Job ▸ A line counts if it contains the string "Nhật"; say how many such lines there are, giving only the number.

Dataset entries ▸
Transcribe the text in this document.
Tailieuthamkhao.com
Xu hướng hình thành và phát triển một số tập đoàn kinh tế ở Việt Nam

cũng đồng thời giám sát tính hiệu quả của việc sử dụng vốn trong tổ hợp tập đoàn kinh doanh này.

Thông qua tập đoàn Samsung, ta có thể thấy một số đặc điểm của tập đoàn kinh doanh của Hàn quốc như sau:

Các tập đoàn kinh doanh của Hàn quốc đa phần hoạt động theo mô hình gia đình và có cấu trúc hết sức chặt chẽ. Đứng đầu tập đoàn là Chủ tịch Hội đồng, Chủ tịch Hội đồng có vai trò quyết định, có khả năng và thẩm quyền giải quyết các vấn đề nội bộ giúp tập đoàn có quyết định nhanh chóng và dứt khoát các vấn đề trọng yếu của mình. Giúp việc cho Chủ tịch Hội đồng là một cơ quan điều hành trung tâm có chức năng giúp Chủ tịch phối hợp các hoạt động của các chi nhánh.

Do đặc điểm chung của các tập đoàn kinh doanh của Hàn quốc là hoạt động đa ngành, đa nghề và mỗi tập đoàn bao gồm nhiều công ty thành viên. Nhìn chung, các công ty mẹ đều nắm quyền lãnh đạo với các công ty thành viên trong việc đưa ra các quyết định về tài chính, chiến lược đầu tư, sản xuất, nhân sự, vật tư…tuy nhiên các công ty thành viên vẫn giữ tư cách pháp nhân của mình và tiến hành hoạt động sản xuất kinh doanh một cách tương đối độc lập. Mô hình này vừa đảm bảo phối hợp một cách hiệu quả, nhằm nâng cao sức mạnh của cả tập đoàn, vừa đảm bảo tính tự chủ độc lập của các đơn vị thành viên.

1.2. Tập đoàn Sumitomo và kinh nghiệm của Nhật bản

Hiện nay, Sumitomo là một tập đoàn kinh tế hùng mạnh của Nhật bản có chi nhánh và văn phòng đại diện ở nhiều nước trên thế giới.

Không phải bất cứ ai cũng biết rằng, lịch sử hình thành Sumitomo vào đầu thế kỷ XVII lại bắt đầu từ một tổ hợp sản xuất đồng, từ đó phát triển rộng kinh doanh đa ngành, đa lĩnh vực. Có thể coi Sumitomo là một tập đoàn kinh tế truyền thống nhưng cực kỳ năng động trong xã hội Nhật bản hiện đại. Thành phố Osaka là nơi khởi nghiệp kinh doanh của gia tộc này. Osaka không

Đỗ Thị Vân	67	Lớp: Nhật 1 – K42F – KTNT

Answer to this problem ▸ 4